━━━━━ Dataset ━━━━━

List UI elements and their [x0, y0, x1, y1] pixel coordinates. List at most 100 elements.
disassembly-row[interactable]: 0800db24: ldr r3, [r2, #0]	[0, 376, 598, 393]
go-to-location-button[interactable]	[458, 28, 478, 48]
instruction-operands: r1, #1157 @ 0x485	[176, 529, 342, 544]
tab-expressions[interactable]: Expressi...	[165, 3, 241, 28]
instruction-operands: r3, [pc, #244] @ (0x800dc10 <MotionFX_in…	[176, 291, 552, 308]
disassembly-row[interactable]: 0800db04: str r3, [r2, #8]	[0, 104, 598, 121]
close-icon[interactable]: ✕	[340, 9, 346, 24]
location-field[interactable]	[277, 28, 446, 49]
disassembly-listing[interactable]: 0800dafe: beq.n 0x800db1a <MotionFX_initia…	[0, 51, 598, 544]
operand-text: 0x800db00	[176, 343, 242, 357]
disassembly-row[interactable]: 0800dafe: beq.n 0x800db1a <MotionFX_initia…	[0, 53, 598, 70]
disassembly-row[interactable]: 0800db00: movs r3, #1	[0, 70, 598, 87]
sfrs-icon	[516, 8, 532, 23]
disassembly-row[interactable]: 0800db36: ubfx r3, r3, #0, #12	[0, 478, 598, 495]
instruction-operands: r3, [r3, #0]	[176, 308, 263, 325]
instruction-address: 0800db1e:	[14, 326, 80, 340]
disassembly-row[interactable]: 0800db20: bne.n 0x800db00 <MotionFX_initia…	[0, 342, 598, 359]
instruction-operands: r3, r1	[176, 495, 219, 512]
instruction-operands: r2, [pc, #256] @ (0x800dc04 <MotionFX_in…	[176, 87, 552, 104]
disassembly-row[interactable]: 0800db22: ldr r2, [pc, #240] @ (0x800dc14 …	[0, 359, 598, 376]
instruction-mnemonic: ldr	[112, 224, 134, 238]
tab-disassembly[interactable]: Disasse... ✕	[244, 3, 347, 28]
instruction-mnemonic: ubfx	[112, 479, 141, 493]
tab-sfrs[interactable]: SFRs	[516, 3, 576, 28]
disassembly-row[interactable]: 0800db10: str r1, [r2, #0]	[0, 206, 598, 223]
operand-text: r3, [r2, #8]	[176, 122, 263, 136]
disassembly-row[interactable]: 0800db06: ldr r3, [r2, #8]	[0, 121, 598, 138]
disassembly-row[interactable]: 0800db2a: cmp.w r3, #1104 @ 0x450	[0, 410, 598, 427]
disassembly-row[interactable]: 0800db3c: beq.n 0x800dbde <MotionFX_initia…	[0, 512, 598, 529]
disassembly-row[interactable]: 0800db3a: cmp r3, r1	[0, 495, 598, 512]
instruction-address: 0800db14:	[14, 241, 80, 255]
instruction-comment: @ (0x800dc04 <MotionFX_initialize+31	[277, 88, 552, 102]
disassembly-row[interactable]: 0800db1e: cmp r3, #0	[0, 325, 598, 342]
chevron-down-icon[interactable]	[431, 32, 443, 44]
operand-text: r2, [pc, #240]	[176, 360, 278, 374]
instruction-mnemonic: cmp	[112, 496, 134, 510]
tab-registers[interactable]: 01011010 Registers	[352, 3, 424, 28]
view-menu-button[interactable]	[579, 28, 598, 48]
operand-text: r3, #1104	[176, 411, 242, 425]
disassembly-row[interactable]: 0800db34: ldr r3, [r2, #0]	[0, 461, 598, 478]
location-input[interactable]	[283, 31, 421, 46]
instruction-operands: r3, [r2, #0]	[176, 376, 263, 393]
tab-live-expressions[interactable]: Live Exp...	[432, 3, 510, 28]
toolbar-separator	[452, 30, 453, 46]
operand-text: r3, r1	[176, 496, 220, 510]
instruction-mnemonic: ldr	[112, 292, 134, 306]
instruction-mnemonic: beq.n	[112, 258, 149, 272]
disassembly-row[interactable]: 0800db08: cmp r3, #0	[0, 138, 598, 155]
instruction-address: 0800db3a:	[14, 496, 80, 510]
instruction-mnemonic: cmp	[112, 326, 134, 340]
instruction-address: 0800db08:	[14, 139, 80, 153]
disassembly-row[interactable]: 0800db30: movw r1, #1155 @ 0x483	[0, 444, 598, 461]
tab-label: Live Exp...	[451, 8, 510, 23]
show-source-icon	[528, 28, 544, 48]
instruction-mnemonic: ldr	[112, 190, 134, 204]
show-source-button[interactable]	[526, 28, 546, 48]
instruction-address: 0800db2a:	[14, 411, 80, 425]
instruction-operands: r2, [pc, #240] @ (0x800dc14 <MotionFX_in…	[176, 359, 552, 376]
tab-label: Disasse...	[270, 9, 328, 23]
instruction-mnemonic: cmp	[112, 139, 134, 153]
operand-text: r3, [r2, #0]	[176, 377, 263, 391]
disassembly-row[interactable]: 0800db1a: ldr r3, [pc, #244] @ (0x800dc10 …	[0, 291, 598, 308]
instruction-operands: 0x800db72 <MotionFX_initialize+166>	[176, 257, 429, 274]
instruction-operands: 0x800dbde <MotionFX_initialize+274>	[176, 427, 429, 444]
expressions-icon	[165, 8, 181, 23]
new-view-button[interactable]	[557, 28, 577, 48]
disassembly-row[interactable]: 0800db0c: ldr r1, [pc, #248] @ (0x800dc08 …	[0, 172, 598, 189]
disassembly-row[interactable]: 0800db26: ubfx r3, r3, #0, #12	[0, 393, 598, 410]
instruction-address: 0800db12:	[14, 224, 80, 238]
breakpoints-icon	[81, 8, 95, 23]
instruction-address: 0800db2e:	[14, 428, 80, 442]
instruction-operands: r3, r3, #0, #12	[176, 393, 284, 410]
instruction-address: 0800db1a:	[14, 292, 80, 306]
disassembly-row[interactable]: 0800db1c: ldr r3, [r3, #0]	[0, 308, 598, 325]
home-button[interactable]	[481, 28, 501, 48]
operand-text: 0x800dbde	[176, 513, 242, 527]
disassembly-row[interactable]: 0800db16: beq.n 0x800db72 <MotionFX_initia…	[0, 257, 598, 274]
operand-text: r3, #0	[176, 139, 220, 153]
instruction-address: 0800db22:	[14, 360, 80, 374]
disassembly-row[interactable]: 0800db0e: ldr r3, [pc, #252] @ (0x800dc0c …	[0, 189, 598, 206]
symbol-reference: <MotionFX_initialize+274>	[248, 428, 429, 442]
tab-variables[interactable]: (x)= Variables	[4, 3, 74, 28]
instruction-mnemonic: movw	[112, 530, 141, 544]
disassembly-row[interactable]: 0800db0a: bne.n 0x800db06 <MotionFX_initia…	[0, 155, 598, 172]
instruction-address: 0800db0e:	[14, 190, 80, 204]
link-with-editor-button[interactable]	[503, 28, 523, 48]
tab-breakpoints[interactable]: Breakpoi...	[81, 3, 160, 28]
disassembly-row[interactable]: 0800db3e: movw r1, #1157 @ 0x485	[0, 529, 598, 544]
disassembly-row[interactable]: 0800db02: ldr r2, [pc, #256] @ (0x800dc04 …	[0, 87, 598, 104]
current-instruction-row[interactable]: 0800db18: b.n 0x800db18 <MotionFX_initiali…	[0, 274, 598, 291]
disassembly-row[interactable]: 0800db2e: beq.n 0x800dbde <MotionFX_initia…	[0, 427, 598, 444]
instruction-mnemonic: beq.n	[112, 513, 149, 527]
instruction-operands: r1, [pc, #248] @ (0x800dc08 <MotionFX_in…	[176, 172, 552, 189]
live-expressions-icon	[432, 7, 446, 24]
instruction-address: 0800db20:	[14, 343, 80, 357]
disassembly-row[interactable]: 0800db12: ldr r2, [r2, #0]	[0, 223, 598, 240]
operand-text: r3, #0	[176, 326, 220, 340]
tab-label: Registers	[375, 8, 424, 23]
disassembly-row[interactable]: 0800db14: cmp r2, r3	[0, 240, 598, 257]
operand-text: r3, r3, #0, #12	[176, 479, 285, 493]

━━━━━

Copy out the lines word for word, starting at the first one and ending at the line that contains "28, 478, 48]", with both of those lines included.

Output for this exercise:
List UI elements and their [x0, y0, x1, y1] pixel coordinates. List at most 100 elements.
disassembly-row[interactable]: 0800db24: ldr r3, [r2, #0]	[0, 376, 598, 393]
go-to-location-button[interactable]	[458, 28, 478, 48]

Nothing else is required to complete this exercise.